(Figure contents as structured data)
________
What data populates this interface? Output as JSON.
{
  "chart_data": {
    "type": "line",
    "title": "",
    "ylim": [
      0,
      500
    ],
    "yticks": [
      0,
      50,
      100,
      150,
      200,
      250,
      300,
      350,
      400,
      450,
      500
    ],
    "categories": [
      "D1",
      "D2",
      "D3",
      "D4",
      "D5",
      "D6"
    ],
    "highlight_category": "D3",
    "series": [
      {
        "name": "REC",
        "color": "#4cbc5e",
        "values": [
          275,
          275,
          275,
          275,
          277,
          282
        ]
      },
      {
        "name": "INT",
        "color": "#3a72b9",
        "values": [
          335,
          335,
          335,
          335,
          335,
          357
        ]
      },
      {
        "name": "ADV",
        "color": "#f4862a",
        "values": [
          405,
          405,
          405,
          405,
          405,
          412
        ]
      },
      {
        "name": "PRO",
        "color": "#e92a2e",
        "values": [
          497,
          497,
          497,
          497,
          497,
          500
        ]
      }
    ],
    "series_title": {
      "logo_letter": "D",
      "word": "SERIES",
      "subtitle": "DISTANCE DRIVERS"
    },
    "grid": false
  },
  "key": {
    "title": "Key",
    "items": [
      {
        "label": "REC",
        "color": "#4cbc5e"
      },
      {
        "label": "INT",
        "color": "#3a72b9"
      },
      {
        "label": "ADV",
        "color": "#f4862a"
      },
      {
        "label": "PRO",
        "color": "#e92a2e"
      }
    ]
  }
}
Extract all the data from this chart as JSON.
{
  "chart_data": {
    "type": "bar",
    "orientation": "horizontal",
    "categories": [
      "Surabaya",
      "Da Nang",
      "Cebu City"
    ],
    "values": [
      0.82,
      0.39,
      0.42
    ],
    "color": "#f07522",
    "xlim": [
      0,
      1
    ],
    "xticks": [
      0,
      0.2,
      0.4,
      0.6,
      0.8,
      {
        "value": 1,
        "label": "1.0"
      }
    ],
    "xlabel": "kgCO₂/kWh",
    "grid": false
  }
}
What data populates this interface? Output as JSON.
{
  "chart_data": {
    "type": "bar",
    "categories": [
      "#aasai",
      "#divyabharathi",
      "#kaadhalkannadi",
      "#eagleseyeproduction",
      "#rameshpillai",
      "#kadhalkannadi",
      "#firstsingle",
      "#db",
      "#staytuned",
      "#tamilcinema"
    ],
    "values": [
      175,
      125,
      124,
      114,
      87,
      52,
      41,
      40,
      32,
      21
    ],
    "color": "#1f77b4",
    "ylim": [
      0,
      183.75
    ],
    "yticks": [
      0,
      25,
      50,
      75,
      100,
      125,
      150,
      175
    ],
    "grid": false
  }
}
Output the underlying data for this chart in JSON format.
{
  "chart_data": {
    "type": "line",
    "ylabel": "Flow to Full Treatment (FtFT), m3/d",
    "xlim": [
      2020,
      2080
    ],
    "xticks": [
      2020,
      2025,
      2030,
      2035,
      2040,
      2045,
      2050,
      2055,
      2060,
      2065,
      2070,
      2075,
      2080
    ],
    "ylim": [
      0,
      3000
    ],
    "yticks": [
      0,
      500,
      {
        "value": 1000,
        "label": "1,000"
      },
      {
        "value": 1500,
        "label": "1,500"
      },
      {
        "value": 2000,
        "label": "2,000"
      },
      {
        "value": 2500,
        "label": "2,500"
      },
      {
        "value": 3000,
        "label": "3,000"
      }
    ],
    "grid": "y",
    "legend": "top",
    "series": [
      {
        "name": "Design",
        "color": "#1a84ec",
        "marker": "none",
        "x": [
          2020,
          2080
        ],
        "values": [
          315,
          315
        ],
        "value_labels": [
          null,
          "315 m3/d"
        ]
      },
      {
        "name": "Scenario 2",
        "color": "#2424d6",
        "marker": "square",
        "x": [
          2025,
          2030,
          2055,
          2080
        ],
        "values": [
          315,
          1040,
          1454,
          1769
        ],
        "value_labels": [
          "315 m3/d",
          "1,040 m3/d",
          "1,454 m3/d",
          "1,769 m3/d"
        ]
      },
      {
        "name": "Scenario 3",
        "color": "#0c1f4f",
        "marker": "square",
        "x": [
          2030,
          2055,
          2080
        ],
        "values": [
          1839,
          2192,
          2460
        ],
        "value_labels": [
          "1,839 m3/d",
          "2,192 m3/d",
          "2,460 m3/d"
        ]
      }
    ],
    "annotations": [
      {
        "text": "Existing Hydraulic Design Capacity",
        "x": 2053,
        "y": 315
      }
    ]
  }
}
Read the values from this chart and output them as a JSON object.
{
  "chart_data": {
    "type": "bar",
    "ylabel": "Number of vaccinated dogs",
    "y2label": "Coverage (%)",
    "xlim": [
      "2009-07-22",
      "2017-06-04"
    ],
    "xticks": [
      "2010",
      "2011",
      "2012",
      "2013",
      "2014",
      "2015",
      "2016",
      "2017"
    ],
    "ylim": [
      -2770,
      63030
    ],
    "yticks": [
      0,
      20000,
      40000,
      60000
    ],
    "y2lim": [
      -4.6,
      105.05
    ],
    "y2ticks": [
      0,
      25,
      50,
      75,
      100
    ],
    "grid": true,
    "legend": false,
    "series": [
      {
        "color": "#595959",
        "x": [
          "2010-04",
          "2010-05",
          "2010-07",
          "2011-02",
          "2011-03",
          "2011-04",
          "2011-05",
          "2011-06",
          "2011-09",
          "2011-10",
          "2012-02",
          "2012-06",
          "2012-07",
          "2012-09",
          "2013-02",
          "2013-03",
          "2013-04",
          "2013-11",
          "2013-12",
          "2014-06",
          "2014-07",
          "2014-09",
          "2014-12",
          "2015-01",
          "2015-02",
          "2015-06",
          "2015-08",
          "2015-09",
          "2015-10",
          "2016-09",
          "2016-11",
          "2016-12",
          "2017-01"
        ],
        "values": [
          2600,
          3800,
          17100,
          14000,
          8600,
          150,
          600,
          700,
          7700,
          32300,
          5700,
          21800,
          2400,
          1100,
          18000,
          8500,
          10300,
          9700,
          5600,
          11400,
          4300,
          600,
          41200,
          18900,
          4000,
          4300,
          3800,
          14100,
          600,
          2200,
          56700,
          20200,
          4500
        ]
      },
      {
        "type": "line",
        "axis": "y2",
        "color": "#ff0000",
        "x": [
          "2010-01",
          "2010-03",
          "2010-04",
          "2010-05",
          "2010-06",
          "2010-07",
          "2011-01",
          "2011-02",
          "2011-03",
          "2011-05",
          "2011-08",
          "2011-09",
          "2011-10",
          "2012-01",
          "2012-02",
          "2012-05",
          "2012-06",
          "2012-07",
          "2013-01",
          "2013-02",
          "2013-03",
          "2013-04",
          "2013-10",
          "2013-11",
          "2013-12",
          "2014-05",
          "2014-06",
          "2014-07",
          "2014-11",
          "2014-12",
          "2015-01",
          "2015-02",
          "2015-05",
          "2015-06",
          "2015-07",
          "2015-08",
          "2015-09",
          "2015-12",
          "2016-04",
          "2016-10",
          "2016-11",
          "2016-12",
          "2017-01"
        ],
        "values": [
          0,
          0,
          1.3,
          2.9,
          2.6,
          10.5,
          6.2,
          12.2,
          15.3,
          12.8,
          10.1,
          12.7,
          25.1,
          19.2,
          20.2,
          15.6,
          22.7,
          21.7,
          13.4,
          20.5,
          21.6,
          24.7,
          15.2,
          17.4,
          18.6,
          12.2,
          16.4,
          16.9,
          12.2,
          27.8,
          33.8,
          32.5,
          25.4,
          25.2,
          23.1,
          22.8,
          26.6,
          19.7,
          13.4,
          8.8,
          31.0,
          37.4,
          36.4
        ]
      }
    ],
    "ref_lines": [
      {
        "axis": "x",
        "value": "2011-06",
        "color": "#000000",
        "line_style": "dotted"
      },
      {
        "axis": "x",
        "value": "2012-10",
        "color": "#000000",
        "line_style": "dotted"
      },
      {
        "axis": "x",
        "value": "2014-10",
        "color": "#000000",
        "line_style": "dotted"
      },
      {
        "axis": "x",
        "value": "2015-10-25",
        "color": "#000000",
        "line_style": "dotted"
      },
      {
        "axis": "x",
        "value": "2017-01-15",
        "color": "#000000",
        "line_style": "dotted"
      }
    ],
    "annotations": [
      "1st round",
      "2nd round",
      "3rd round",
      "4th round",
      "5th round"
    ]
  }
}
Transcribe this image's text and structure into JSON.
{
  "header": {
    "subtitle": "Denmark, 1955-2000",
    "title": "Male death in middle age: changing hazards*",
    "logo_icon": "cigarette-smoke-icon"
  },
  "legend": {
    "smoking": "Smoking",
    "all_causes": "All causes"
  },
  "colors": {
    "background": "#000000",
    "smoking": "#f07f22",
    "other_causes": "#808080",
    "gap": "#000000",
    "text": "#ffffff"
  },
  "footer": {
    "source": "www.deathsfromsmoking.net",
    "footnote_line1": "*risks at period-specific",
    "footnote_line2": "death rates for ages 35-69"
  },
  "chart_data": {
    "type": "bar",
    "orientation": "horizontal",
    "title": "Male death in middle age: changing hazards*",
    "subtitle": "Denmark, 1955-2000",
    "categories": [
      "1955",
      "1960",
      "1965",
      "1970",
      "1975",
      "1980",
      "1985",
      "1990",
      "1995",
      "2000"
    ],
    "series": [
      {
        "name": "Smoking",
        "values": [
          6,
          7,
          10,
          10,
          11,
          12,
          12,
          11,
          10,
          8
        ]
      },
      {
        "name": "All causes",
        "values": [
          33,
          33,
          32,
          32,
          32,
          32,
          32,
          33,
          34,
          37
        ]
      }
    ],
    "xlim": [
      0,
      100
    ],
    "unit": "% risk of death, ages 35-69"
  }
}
________
THE REQUEST: Copy every line above that holds the word "JSON".

RESPONSE TO THE EXERCISE:
What data populates this interface? Output as JSON.
Extract all the data from this chart as JSON.
What data populates this interface? Output as JSON.
Output the underlying data for this chart in JSON format.
Read the values from this chart and output them as a JSON object.
Transcribe this image's text and structure into JSON.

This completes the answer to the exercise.